─── DATASET RECORDS
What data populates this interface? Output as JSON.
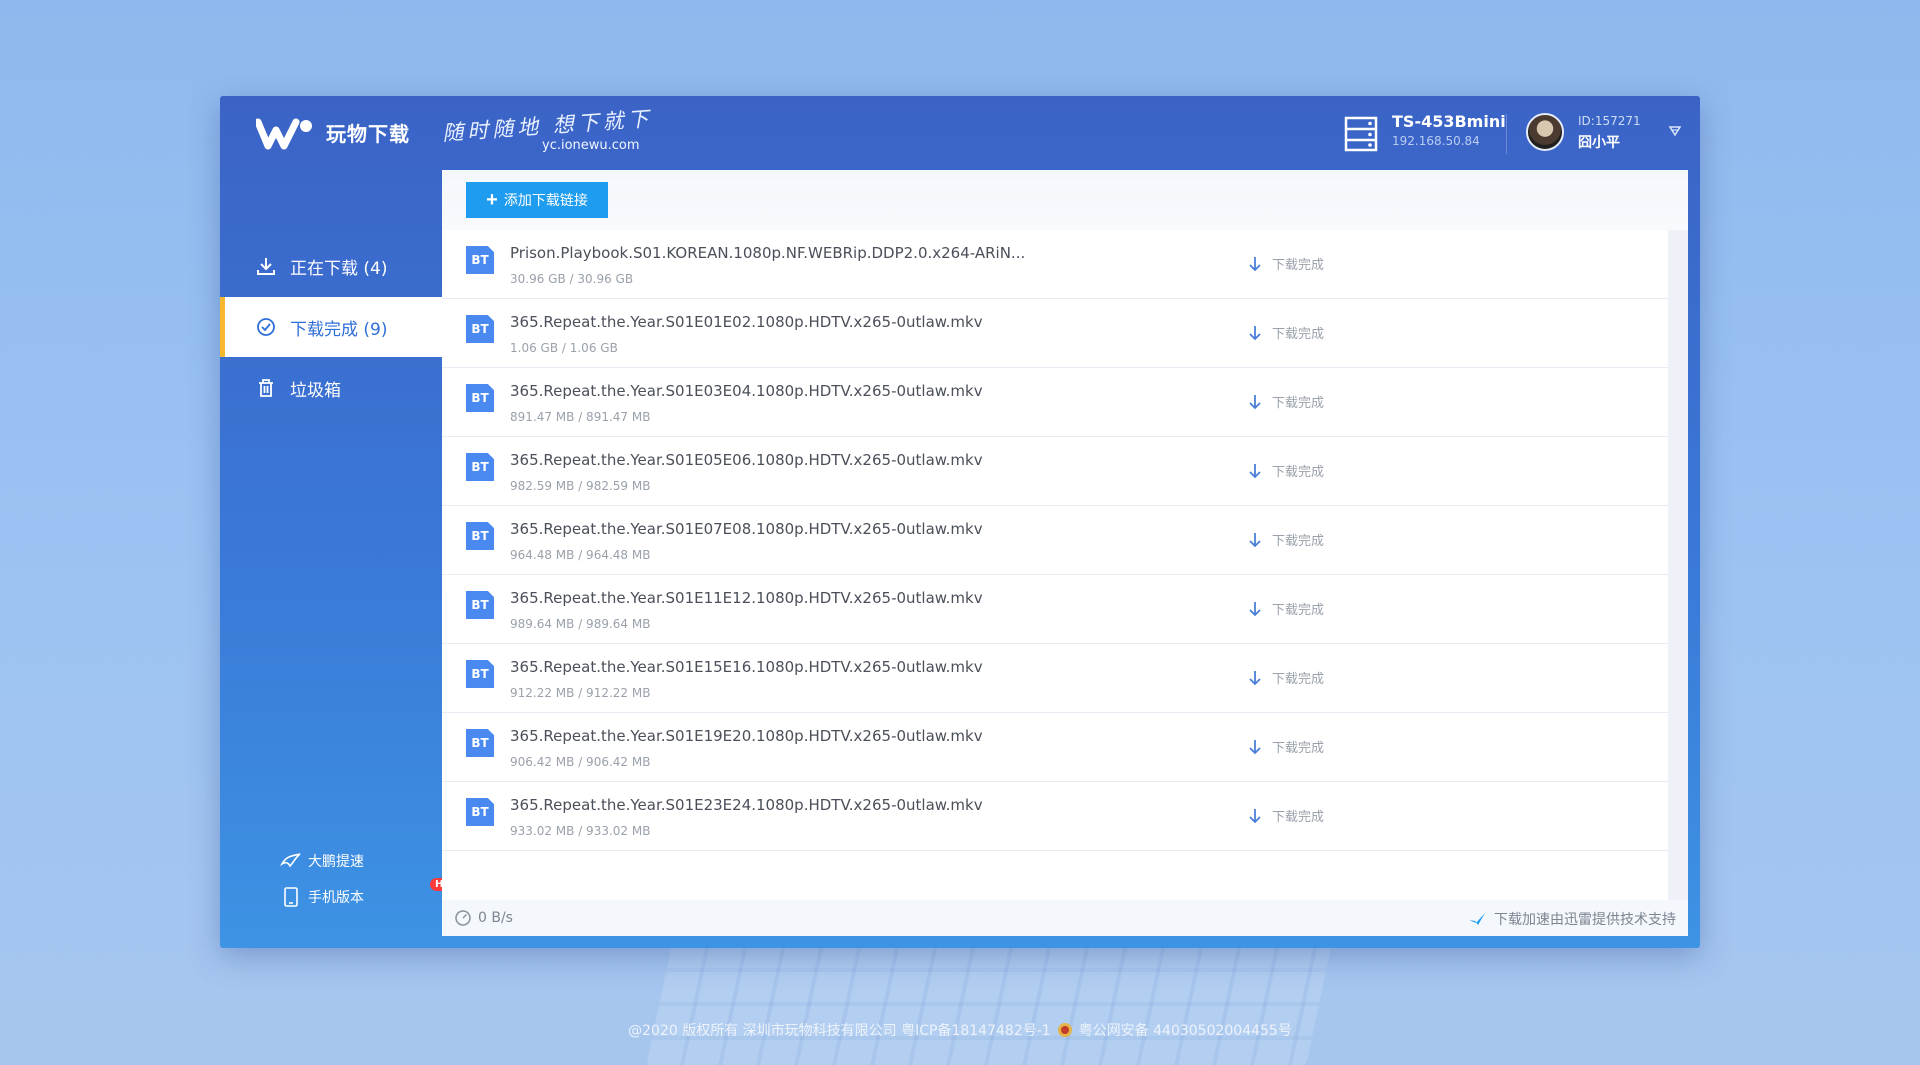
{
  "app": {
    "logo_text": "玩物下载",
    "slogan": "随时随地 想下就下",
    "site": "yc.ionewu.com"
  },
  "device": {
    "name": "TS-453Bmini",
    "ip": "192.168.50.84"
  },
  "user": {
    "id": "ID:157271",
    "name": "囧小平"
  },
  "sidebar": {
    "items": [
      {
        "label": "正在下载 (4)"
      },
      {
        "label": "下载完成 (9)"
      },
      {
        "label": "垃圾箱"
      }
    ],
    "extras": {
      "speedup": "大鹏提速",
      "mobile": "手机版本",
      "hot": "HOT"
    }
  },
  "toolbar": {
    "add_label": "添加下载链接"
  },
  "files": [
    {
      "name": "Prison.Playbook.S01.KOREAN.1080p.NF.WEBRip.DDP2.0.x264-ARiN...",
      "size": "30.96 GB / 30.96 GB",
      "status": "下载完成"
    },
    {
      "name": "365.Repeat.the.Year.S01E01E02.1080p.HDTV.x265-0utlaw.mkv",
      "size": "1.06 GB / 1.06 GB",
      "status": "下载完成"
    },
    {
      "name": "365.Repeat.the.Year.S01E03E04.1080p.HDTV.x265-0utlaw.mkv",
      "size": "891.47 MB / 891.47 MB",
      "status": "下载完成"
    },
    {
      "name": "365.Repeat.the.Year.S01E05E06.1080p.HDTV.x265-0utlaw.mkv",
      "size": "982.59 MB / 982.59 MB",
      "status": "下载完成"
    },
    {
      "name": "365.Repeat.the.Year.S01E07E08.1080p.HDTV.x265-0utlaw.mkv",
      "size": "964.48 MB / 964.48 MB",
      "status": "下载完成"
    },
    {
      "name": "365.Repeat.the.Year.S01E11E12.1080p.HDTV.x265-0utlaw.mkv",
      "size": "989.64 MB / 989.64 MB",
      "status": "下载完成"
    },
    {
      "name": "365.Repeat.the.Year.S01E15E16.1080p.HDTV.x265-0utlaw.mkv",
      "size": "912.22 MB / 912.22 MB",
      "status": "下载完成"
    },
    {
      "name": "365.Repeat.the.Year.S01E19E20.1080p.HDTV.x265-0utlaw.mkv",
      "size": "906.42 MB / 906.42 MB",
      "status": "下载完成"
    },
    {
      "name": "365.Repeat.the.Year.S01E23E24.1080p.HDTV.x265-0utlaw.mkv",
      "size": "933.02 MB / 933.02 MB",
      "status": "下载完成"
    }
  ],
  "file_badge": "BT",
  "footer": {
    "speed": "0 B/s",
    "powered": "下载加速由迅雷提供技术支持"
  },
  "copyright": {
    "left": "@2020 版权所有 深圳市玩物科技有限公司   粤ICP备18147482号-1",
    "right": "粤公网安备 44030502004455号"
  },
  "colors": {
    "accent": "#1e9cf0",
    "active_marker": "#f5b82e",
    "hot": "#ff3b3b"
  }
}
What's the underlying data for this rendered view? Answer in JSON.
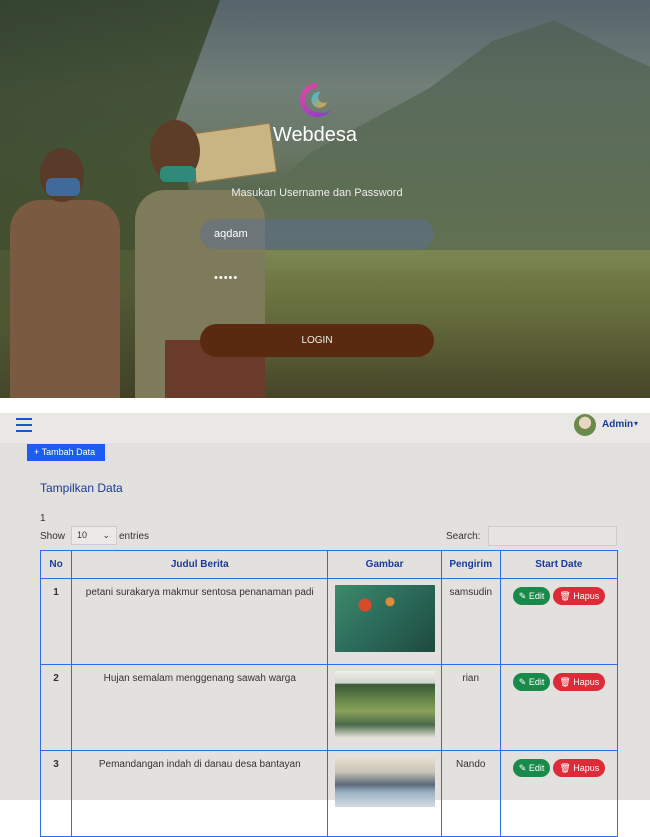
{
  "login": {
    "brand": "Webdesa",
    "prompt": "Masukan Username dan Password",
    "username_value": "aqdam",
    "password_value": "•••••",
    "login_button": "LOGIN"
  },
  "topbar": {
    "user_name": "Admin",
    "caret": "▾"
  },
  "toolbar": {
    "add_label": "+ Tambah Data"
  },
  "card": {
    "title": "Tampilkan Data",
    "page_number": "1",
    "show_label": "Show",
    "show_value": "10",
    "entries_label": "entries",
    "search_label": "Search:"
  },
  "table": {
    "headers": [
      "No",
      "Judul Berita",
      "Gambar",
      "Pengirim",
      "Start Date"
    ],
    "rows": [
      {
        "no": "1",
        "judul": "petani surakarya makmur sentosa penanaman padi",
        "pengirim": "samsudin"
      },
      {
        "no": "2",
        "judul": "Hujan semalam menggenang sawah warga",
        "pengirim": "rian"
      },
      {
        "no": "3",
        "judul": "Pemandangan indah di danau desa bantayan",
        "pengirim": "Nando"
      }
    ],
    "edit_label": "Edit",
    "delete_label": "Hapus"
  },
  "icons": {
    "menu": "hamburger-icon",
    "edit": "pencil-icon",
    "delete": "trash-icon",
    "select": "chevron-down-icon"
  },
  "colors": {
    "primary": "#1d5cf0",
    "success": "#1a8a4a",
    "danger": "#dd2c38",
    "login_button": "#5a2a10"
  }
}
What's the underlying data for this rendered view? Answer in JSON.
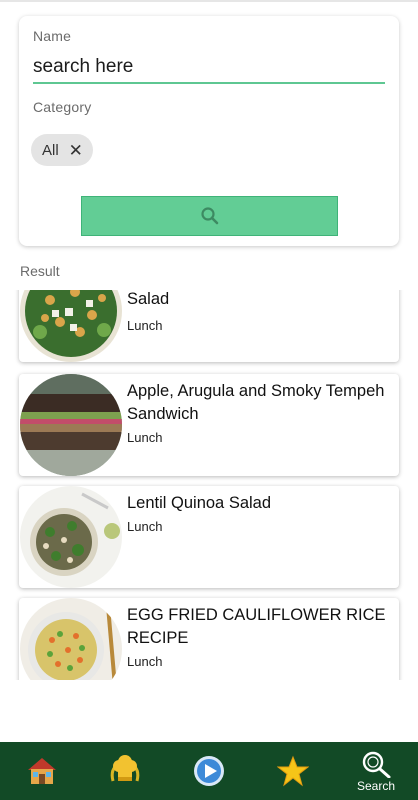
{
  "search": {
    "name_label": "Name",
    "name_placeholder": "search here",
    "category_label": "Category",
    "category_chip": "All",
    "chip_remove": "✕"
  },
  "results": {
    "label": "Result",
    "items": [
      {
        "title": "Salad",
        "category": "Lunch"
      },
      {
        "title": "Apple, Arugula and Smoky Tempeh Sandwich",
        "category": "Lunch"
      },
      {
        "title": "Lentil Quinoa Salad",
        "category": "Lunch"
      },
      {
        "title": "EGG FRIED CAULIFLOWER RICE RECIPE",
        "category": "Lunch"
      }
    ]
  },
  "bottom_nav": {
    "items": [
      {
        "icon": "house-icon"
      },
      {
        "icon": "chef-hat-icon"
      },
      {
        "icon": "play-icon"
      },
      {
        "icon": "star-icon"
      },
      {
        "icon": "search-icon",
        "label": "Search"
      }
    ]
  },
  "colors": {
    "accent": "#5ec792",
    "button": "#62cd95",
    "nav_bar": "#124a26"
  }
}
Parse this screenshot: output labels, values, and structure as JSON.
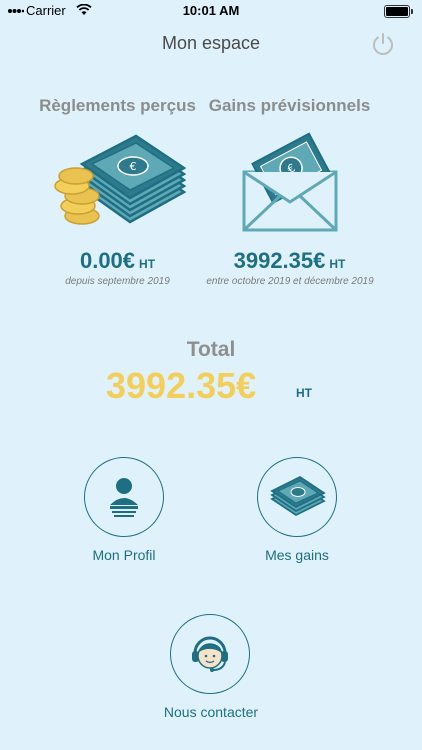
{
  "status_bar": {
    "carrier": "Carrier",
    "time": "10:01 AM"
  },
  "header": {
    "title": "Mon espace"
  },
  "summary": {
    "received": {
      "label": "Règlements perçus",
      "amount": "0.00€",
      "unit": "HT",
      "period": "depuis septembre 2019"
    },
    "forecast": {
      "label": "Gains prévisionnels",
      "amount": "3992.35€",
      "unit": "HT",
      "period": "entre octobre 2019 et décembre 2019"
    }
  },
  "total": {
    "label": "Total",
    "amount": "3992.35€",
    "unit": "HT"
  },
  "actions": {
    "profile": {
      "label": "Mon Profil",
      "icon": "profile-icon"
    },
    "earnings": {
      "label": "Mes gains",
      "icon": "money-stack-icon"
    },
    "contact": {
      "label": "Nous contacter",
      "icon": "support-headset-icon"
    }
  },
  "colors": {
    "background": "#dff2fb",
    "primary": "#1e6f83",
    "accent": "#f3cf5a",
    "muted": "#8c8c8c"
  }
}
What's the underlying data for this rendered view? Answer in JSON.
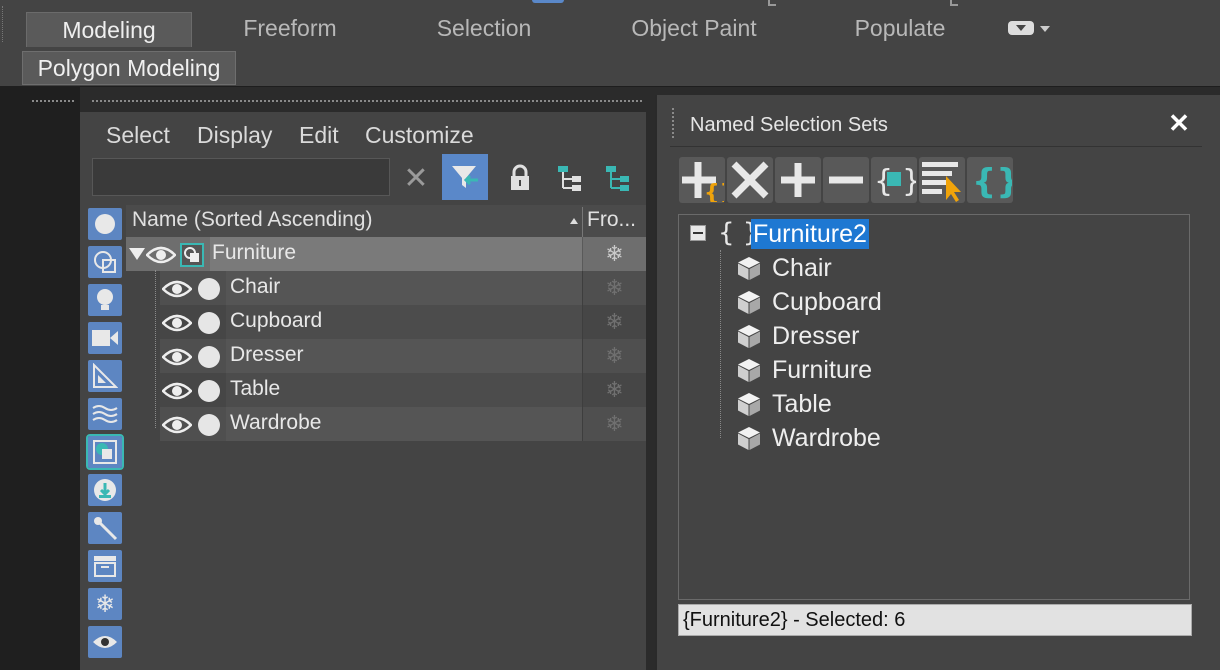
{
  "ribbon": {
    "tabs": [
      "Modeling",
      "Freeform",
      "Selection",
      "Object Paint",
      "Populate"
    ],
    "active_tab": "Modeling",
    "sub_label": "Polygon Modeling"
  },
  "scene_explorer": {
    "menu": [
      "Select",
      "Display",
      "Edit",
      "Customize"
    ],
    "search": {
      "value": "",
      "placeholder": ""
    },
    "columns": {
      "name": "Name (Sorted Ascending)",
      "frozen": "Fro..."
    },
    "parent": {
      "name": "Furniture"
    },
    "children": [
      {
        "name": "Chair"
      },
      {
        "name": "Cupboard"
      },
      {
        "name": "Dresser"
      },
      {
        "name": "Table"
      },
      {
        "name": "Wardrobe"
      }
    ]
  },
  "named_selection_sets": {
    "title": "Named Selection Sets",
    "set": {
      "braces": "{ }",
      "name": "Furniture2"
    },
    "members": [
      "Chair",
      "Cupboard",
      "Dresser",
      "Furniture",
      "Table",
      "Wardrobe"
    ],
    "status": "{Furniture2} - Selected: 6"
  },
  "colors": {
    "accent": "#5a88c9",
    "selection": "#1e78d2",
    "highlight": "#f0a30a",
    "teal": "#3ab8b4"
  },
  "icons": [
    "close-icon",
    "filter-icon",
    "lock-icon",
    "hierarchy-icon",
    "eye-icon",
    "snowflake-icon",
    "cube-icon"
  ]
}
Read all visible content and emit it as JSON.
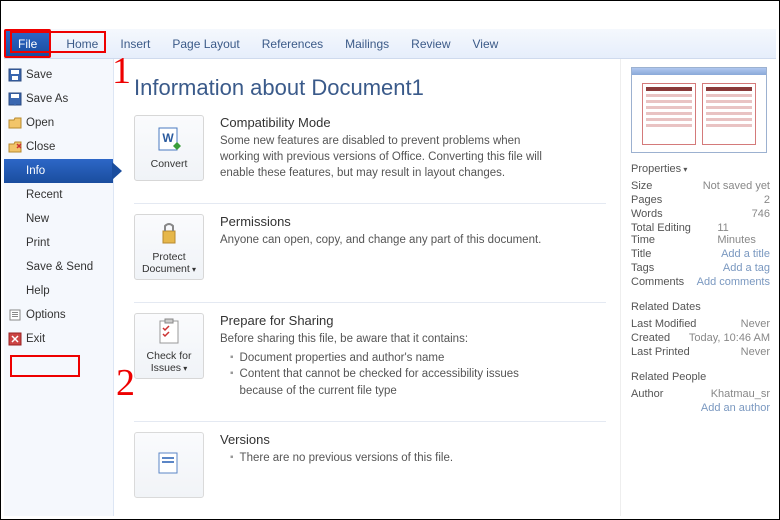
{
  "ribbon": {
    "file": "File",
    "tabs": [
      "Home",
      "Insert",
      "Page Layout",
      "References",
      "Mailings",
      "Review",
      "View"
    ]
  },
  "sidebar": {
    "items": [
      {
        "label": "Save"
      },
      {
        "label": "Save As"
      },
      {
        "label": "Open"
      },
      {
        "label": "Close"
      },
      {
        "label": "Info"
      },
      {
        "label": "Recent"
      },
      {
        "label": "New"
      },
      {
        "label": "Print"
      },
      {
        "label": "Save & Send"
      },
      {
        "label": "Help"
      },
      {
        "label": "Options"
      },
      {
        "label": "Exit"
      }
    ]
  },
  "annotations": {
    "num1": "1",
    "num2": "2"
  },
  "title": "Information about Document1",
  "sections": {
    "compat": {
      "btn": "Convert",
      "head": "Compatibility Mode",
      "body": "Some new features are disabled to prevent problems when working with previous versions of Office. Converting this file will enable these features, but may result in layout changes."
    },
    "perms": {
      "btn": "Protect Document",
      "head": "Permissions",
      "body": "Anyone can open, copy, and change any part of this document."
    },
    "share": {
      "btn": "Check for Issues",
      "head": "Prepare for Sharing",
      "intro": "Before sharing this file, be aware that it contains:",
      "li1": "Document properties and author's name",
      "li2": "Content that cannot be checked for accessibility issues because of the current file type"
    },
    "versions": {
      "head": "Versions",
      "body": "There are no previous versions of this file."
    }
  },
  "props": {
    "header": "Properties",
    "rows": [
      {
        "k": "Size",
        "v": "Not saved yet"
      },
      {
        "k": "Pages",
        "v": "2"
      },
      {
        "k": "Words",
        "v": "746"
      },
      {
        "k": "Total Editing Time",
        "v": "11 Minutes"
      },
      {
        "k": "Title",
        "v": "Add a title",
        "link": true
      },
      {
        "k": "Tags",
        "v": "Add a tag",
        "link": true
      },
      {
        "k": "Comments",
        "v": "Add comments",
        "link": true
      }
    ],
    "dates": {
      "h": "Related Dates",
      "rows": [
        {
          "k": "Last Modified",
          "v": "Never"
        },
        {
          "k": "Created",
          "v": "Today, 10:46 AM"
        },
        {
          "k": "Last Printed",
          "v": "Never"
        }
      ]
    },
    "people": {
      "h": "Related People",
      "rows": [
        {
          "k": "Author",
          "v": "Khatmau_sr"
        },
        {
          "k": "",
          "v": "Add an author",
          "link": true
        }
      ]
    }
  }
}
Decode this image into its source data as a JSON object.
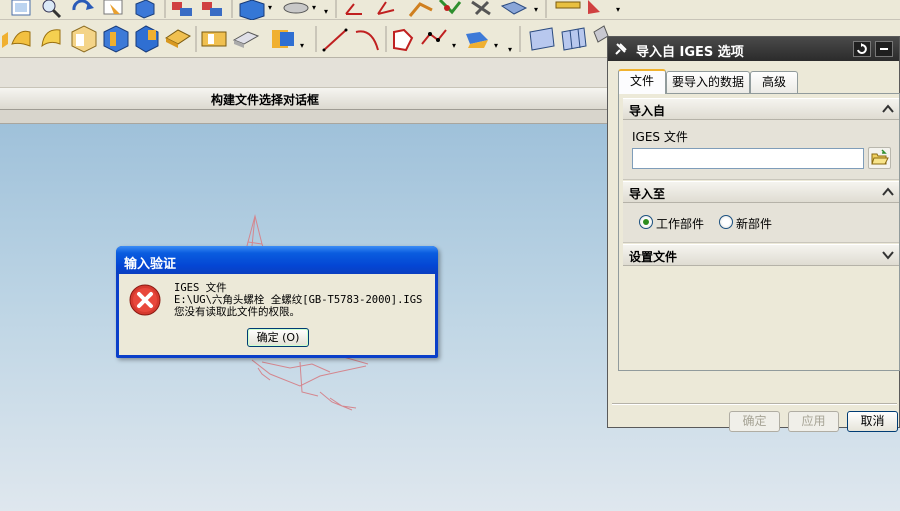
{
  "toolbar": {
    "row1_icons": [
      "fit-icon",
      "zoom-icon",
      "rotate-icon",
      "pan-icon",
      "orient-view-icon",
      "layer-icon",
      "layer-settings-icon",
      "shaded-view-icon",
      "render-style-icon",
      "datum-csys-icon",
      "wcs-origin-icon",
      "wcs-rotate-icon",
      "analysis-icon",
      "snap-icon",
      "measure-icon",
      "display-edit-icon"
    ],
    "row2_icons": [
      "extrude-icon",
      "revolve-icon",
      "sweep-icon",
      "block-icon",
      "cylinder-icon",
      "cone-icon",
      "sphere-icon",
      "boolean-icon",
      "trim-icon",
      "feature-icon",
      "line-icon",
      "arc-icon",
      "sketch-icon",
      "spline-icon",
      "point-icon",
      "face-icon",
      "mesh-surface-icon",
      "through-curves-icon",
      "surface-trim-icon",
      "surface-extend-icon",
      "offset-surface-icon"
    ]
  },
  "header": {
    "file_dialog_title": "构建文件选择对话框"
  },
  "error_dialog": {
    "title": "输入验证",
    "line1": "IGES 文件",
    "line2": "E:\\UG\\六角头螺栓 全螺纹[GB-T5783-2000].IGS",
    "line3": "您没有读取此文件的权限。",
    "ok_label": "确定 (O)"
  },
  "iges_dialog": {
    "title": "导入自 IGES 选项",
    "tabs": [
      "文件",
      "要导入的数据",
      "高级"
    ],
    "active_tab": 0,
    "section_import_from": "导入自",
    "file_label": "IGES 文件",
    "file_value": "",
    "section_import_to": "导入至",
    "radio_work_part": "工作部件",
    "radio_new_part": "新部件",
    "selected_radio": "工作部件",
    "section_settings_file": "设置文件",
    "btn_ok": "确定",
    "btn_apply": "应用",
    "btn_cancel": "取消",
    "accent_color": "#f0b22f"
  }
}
──────
GOAL -
Copy in full each line that holds the word "previous".

ANSWER FOR THIS EXERCISE -
      "body": "Some new features are disabled to prevent problems when working with previous versions of Office. Converting this file will enable these features, but may result in layout changes."
      "body": "There are no previous versions of this file."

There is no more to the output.